## Task prompt:
Pick out the lines below that include the string "出现数字".

## Rows:
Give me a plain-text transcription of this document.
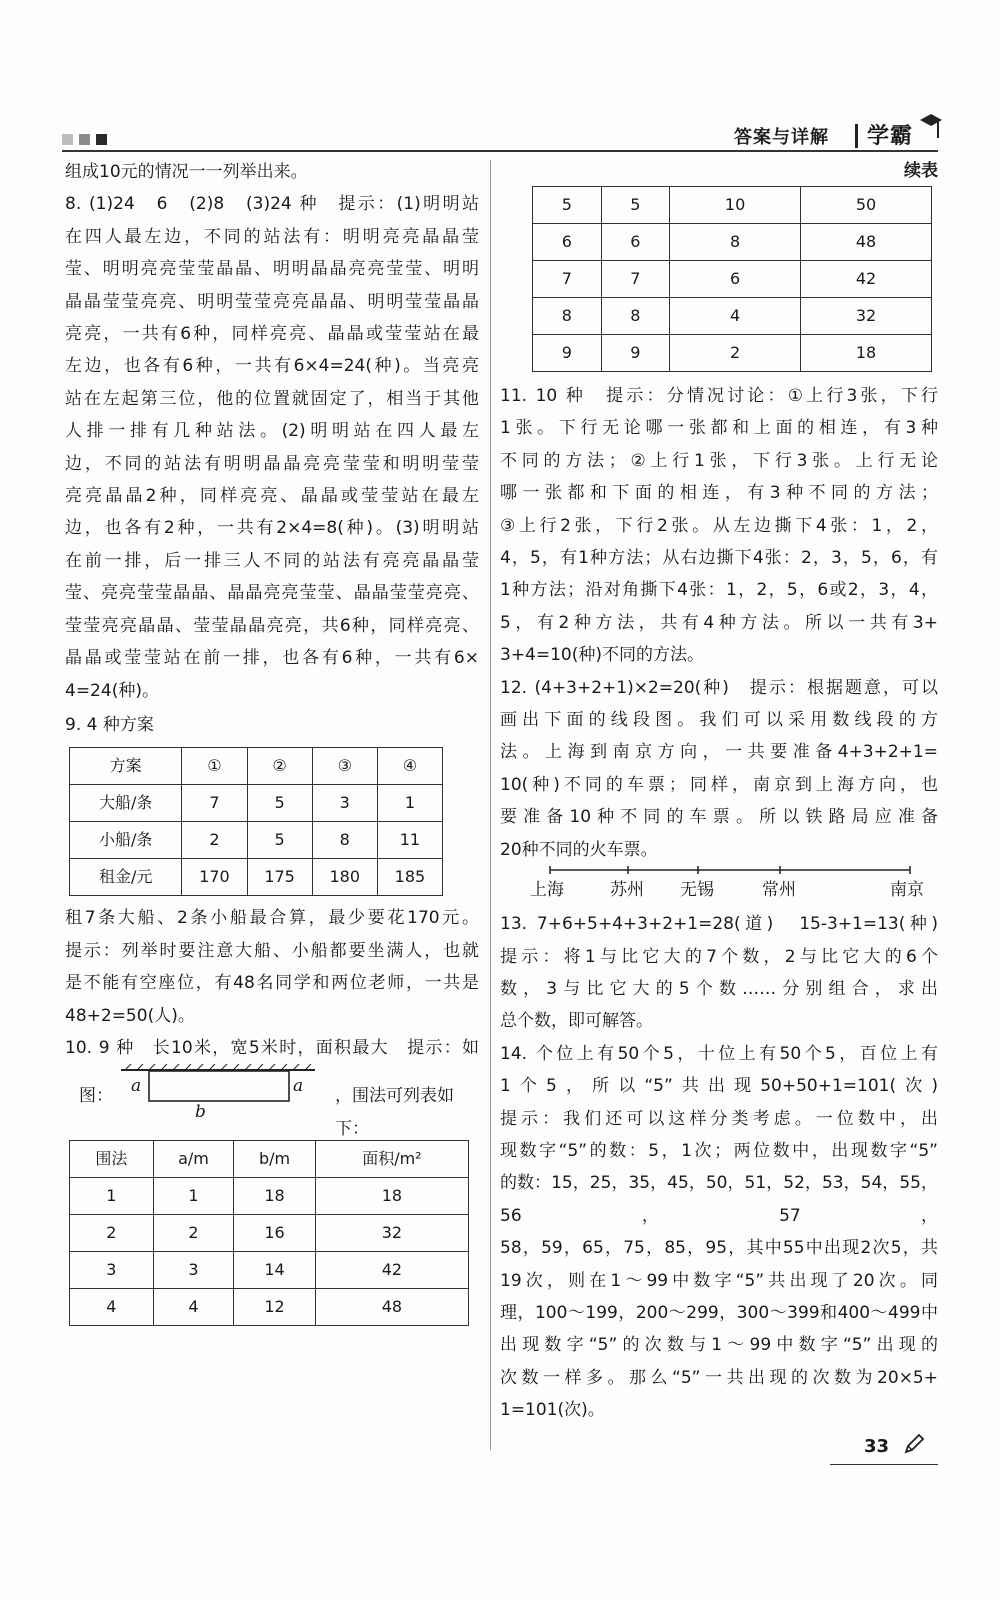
答案与详解 学霸
组成10元的情况一一列举出来。
8. (1)24　6　(2)8　(3)24 种　提示：(1)明明站
在四人最左边，不同的站法有：明明亮亮晶晶莹
莹、明明亮亮莹莹晶晶、明明晶晶亮亮莹莹、明明
晶晶莹莹亮亮、明明莹莹亮亮晶晶、明明莹莹晶晶
亮亮，一共有6种，同样亮亮、晶晶或莹莹站在最
左边，也各有6种，一共有6×4=24(种)。当亮亮
站在左起第三位，他的位置就固定了，相当于其他
人排一排有几种站法。(2)明明站在四人最左
边，不同的站法有明明晶晶亮亮莹莹和明明莹莹
亮亮晶晶2种，同样亮亮、晶晶或莹莹站在最左
边，也各有2种，一共有2×4=8(种)。(3)明明站
在前一排，后一排三人不同的站法有亮亮晶晶莹
莹、亮亮莹莹晶晶、晶晶亮亮莹莹、晶晶莹莹亮亮、
莹莹亮亮晶晶、莹莹晶晶亮亮，共6种，同样亮亮、
晶晶或莹莹站在前一排，也各有6种，一共有6×
4=24(种)。
9. 4 种方案
方案	①	②	③	④
大船/条	7	5	3	1
小船/条	2	5	8	11
租金/元	170	175	180	185
租7条大船、2条小船最合算，最少要花170元。
提示：列举时要注意大船、小船都要坐满人，也就
是不能有空座位，有48名同学和两位老师，一共是
48+2=50(人)。
10. 9 种　长10米，宽5米时，面积最大　提示：如
图： a	a
b
，围法可列表如下：
围法	a/m	b/m	面积/m²
1	1	18	18
2	2	16	32
3	3	14	42
4	4	12	48
续表
5	5	10	50
6	6	8	48
7	7	6	42
8	8	4	32
9	9	2	18
11. 10 种　提示：分情况讨论：①上行3张，下行
1张。下行无论哪一张都和上面的相连，有3种
不同的方法；②上行1张，下行3张。上行无论
哪一张都和下面的相连，有3种不同的方法；
③上行2张，下行2张。从左边撕下4张：1，2，
4，5，有1种方法；从右边撕下4张：2，3，5，6，有
1种方法；沿对角撕下4张：1，2，5，6或2，3，4，
5，有2种方法，共有4种方法。所以一共有3+
3+4=10(种)不同的方法。
12. (4+3+2+1)×2=20(种)　提示：根据题意，可以
画出下面的线段图。我们可以采用数线段的方
法。上海到南京方向，一共要准备4+3+2+1=
10(种)不同的车票；同样，南京到上海方向，也
要准备10种不同的车票。所以铁路局应准备
20种不同的火车票。
上海	苏州 无锡	常州	南京
13. 7+6+5+4+3+2+1=28(道)　15-3+1=13(种)
提示：将1与比它大的7个数，2与比它大的6个
数，3与比它大的5个数……分别组合，求出
总个数，即可解答。
14. 个位上有50个5，十位上有50个5，百位上有
1个5，所以“5”共出现50+50+1=101(次)
提示：我们还可以这样分类考虑。一位数中，出
现数字“5”的数：5，1次；两位数中，出现数字“5”
的数：15，25，35，45，50，51，52，53，54，55，56，57，
58，59，65，75，85，95，其中55中出现2次5，共
19次，则在1～99中数字“5”共出现了20次。同
理，100～199，200～299，300～399和400～499中
出现数字“5”的次数与1～99中数字“5”出现的
次数一样多。那么“5”一共出现的次数为20×5+
1=101(次)。
33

## The result:
现数字“5”的数：5，1次；两位数中，出现数字“5”
出现数字“5”的次数与1～99中数字“5”出现的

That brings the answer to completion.